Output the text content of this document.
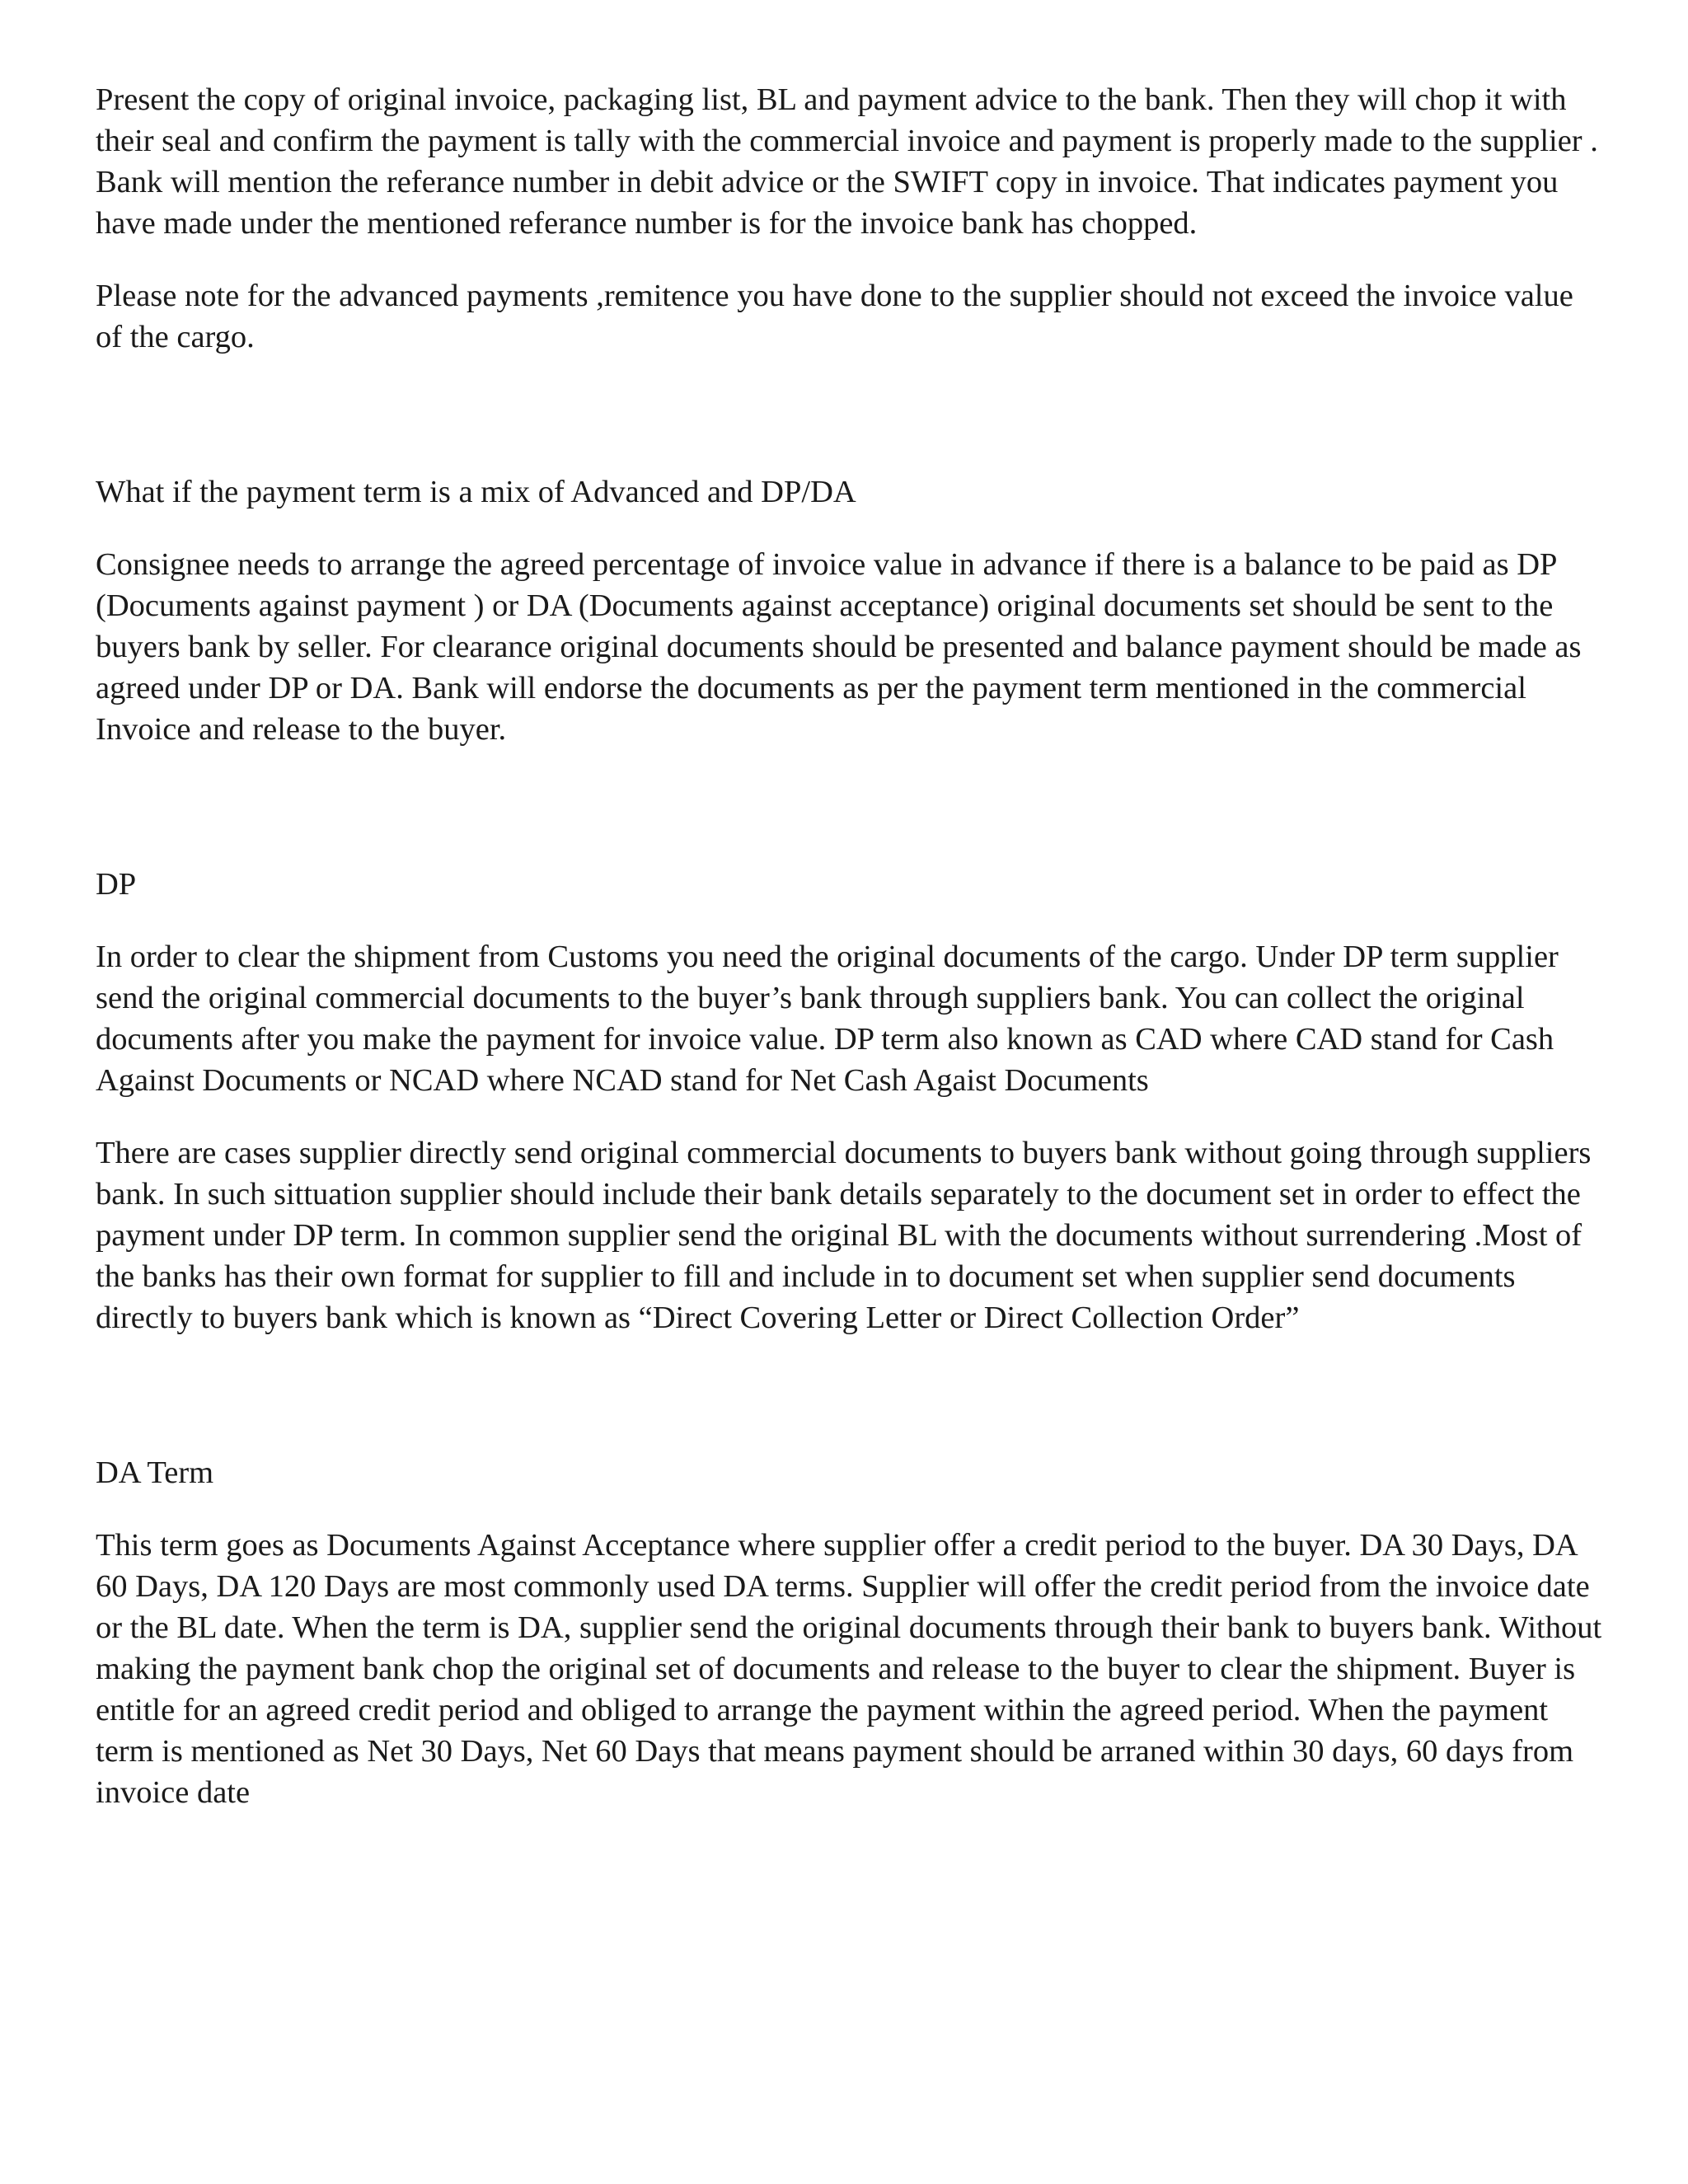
Present the copy of original invoice, packaging list, BL and payment advice to the bank. Then they will chop it with their seal and confirm the payment is tally with the commercial invoice and payment is properly made to the supplier . Bank will mention the referance number in debit advice or the SWIFT copy in invoice. That indicates payment you have made under the mentioned referance number is for the invoice bank has chopped.

Please note for the advanced payments ,remitence you have done to the supplier should not exceed the invoice value of the cargo.

What if the payment term is a mix of Advanced and DP/DA

Consignee needs to arrange the agreed percentage of invoice value in advance if there is a balance to be paid as DP (Documents against payment ) or DA (Documents against acceptance) original documents set should be sent to the buyers bank by seller. For clearance original documents should be presented and balance payment should be made as agreed under DP or DA. Bank will endorse the documents as per the payment term mentioned in the commercial Invoice and release to the buyer.

DP

In order to clear the shipment from Customs you need the original documents of the cargo. Under DP term supplier send the original commercial documents to the buyer’s bank through suppliers bank. You can collect the original documents after you make the payment for invoice value. DP term also known as CAD where CAD stand for Cash Against Documents or NCAD where NCAD stand for Net Cash Agaist Documents

There are cases supplier directly send original commercial documents to buyers bank without going through suppliers bank. In such sittuation supplier should include their bank details separately to the document set in order to effect the payment under DP term. In common supplier send the original BL with the documents without surrendering .Most of the banks has their own format for supplier to fill and include in to document set when supplier send documents directly to buyers bank which is known as “Direct Covering Letter or Direct Collection Order”

DA Term

This term goes as Documents Against Acceptance where supplier offer a credit period to the buyer. DA 30 Days, DA 60 Days, DA 120 Days are most commonly used DA terms. Supplier will offer the credit period from the invoice date or the BL date. When the term is DA, supplier send the original documents through their bank to buyers bank. Without making the payment bank chop the original set of documents and release to the buyer to clear the shipment. Buyer is entitle for an agreed credit period and obliged to arrange the payment within the agreed period. When the payment term is mentioned as Net 30 Days, Net 60 Days that means payment should be arraned within 30 days, 60 days from invoice date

= The task =
Quote every line of the records above exactly; no picture is to be copied.

= Response to the exercise =
Output the text content of this document.
Present the copy of original invoice, packaging list, BL and payment advice to the bank. Then they will chop it with their seal and confirm the payment is tally with the commercial invoice and payment is properly made to the supplier . Bank will mention the referance number in debit advice or the SWIFT copy in invoice. That indicates payment you have made under the mentioned referance number is for the invoice bank has chopped.

Please note for the advanced payments ,remitence you have done to the supplier should not exceed the invoice value of the cargo.

What if the payment term is a mix of Advanced and DP/DA

Consignee needs to arrange the agreed percentage of invoice value in advance if there is a balance to be paid as DP (Documents against payment ) or DA (Documents against acceptance) original documents set should be sent to the buyers bank by seller. For clearance original documents should be presented and balance payment should be made as agreed under DP or DA. Bank will endorse the documents as per the payment term mentioned in the commercial Invoice and release to the buyer.

DP

In order to clear the shipment from Customs you need the original documents of the cargo. Under DP term supplier send the original commercial documents to the buyer’s bank through suppliers bank. You can collect the original documents after you make the payment for invoice value. DP term also known as CAD where CAD stand for Cash Against Documents or NCAD where NCAD stand for Net Cash Agaist Documents

There are cases supplier directly send original commercial documents to buyers bank without going through suppliers bank. In such sittuation supplier should include their bank details separately to the document set in order to effect the payment under DP term. In common supplier send the original BL with the documents without surrendering .Most of the banks has their own format for supplier to fill and include in to document set when supplier send documents directly to buyers bank which is known as “Direct Covering Letter or Direct Collection Order”

DA Term

This term goes as Documents Against Acceptance where supplier offer a credit period to the buyer. DA 30 Days, DA 60 Days, DA 120 Days are most commonly used DA terms. Supplier will offer the credit period from the invoice date or the BL date. When the term is DA, supplier send the original documents through their bank to buyers bank. Without making the payment bank chop the original set of documents and release to the buyer to clear the shipment. Buyer is entitle for an agreed credit period and obliged to arrange the payment within the agreed period. When the payment term is mentioned as Net 30 Days, Net 60 Days that means payment should be arraned within 30 days, 60 days from invoice date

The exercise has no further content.